Task brief: Quote the listing below in full and exactly as written, but omit every picture.

Recorded data

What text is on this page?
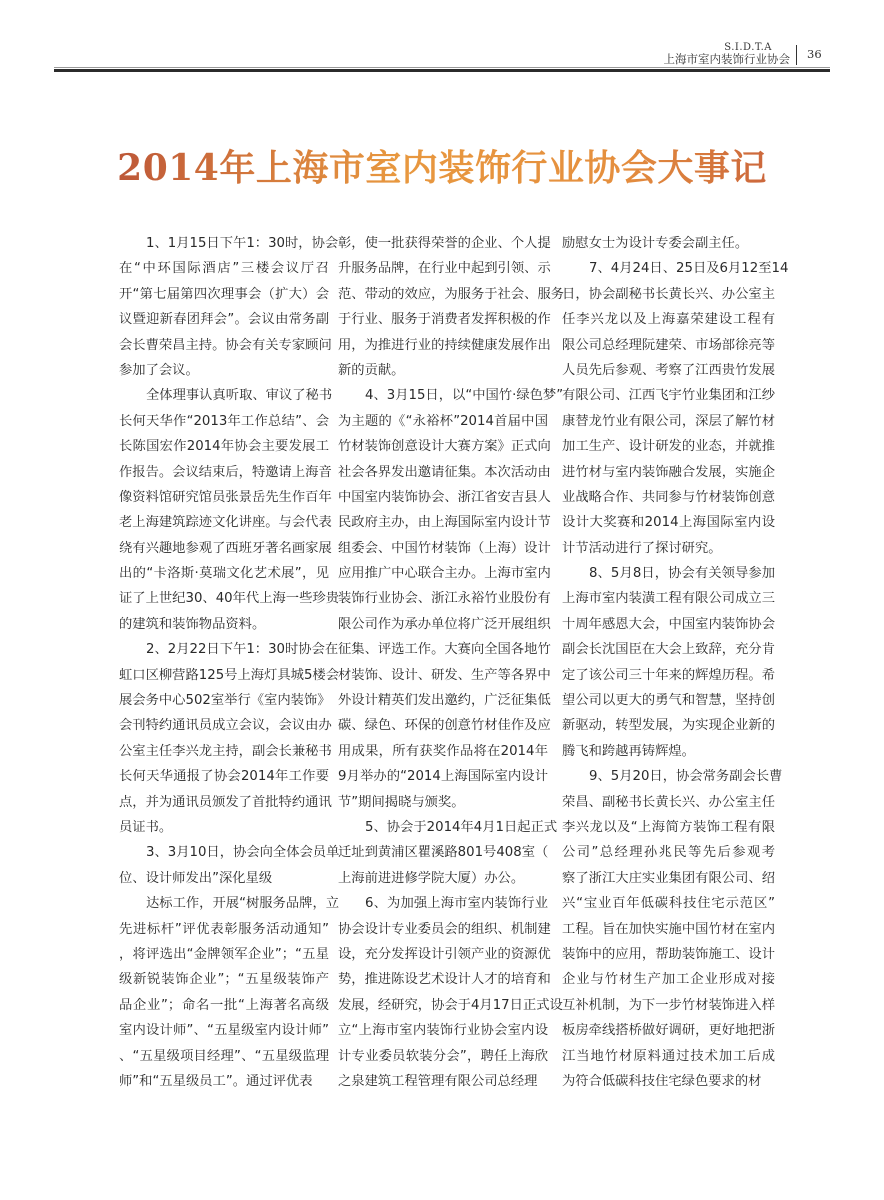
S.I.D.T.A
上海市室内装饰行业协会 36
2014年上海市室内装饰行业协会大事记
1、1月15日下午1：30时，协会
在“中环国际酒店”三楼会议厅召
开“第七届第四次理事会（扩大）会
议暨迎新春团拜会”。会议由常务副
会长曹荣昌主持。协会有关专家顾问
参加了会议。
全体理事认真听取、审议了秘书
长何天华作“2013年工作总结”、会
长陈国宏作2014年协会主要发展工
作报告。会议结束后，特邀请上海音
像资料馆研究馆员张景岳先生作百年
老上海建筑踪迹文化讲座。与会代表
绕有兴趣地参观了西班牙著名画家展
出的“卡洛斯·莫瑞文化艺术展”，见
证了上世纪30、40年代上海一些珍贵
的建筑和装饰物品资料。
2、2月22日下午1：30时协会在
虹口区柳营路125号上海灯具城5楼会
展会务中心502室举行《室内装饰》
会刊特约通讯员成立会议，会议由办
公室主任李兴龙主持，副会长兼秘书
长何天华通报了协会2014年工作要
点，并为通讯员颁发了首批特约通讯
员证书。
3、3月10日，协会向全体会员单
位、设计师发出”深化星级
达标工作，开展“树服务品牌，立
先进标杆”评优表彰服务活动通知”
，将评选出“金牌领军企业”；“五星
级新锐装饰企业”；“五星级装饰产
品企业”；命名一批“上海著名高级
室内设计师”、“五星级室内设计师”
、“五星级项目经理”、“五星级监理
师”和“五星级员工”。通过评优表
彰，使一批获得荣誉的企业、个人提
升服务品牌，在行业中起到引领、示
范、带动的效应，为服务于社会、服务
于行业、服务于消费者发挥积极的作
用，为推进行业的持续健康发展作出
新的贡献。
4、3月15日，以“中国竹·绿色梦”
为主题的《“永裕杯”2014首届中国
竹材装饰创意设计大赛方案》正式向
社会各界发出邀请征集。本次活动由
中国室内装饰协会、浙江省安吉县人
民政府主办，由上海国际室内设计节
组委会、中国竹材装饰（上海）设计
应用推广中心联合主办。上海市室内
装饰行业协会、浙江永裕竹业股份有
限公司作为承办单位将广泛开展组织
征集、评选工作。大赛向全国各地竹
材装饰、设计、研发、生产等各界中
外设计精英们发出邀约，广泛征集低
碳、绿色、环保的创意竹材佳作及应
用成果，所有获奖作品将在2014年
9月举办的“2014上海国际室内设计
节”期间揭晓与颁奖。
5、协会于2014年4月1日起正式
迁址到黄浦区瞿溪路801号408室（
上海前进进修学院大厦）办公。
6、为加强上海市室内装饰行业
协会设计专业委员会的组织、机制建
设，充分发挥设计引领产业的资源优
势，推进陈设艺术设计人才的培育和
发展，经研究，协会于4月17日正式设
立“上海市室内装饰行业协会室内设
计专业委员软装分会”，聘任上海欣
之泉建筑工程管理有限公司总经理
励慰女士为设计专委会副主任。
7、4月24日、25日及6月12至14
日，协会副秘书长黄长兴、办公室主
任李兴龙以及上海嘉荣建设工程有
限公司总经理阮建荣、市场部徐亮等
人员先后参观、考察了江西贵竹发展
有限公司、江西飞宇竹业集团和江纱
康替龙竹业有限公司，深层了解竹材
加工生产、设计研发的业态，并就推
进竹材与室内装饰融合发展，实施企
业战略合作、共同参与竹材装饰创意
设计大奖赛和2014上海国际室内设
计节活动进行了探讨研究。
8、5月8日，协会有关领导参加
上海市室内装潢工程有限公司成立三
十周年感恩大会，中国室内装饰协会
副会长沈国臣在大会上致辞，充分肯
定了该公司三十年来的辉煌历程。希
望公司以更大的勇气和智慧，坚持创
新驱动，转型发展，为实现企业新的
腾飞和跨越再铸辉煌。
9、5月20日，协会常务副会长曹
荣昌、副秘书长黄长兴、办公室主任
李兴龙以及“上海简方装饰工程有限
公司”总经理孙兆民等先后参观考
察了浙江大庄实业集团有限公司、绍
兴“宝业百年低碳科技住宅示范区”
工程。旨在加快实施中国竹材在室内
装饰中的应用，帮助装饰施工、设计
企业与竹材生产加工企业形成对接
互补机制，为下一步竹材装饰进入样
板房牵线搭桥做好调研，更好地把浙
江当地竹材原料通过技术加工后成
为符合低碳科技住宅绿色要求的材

Answer to this task:
What text is on this page?
S.I.D.T.A
上海市室内装饰行业协会 36
2014年上海市室内装饰行业协会大事记
1、1月15日下午1：30时，协会
在“中环国际酒店”三楼会议厅召
开“第七届第四次理事会（扩大）会
议暨迎新春团拜会”。会议由常务副
会长曹荣昌主持。协会有关专家顾问
参加了会议。
全体理事认真听取、审议了秘书
长何天华作“2013年工作总结”、会
长陈国宏作2014年协会主要发展工
作报告。会议结束后，特邀请上海音
像资料馆研究馆员张景岳先生作百年
老上海建筑踪迹文化讲座。与会代表
绕有兴趣地参观了西班牙著名画家展
出的“卡洛斯·莫瑞文化艺术展”，见
证了上世纪30、40年代上海一些珍贵
的建筑和装饰物品资料。
2、2月22日下午1：30时协会在
虹口区柳营路125号上海灯具城5楼会
展会务中心502室举行《室内装饰》
会刊特约通讯员成立会议，会议由办
公室主任李兴龙主持，副会长兼秘书
长何天华通报了协会2014年工作要
点，并为通讯员颁发了首批特约通讯
员证书。
3、3月10日，协会向全体会员单
位、设计师发出”深化星级
达标工作，开展“树服务品牌，立
先进标杆”评优表彰服务活动通知”
，将评选出“金牌领军企业”；“五星
级新锐装饰企业”；“五星级装饰产
品企业”；命名一批“上海著名高级
室内设计师”、“五星级室内设计师”
、“五星级项目经理”、“五星级监理
师”和“五星级员工”。通过评优表
彰，使一批获得荣誉的企业、个人提
升服务品牌，在行业中起到引领、示
范、带动的效应，为服务于社会、服务
于行业、服务于消费者发挥积极的作
用，为推进行业的持续健康发展作出
新的贡献。
4、3月15日，以“中国竹·绿色梦”
为主题的《“永裕杯”2014首届中国
竹材装饰创意设计大赛方案》正式向
社会各界发出邀请征集。本次活动由
中国室内装饰协会、浙江省安吉县人
民政府主办，由上海国际室内设计节
组委会、中国竹材装饰（上海）设计
应用推广中心联合主办。上海市室内
装饰行业协会、浙江永裕竹业股份有
限公司作为承办单位将广泛开展组织
征集、评选工作。大赛向全国各地竹
材装饰、设计、研发、生产等各界中
外设计精英们发出邀约，广泛征集低
碳、绿色、环保的创意竹材佳作及应
用成果，所有获奖作品将在2014年
9月举办的“2014上海国际室内设计
节”期间揭晓与颁奖。
5、协会于2014年4月1日起正式
迁址到黄浦区瞿溪路801号408室（
上海前进进修学院大厦）办公。
6、为加强上海市室内装饰行业
协会设计专业委员会的组织、机制建
设，充分发挥设计引领产业的资源优
势，推进陈设艺术设计人才的培育和
发展，经研究，协会于4月17日正式设
立“上海市室内装饰行业协会室内设
计专业委员软装分会”，聘任上海欣
之泉建筑工程管理有限公司总经理
励慰女士为设计专委会副主任。
7、4月24日、25日及6月12至14
日，协会副秘书长黄长兴、办公室主
任李兴龙以及上海嘉荣建设工程有
限公司总经理阮建荣、市场部徐亮等
人员先后参观、考察了江西贵竹发展
有限公司、江西飞宇竹业集团和江纱
康替龙竹业有限公司，深层了解竹材
加工生产、设计研发的业态，并就推
进竹材与室内装饰融合发展，实施企
业战略合作、共同参与竹材装饰创意
设计大奖赛和2014上海国际室内设
计节活动进行了探讨研究。
8、5月8日，协会有关领导参加
上海市室内装潢工程有限公司成立三
十周年感恩大会，中国室内装饰协会
副会长沈国臣在大会上致辞，充分肯
定了该公司三十年来的辉煌历程。希
望公司以更大的勇气和智慧，坚持创
新驱动，转型发展，为实现企业新的
腾飞和跨越再铸辉煌。
9、5月20日，协会常务副会长曹
荣昌、副秘书长黄长兴、办公室主任
李兴龙以及“上海简方装饰工程有限
公司”总经理孙兆民等先后参观考
察了浙江大庄实业集团有限公司、绍
兴“宝业百年低碳科技住宅示范区”
工程。旨在加快实施中国竹材在室内
装饰中的应用，帮助装饰施工、设计
企业与竹材生产加工企业形成对接
互补机制，为下一步竹材装饰进入样
板房牵线搭桥做好调研，更好地把浙
江当地竹材原料通过技术加工后成
为符合低碳科技住宅绿色要求的材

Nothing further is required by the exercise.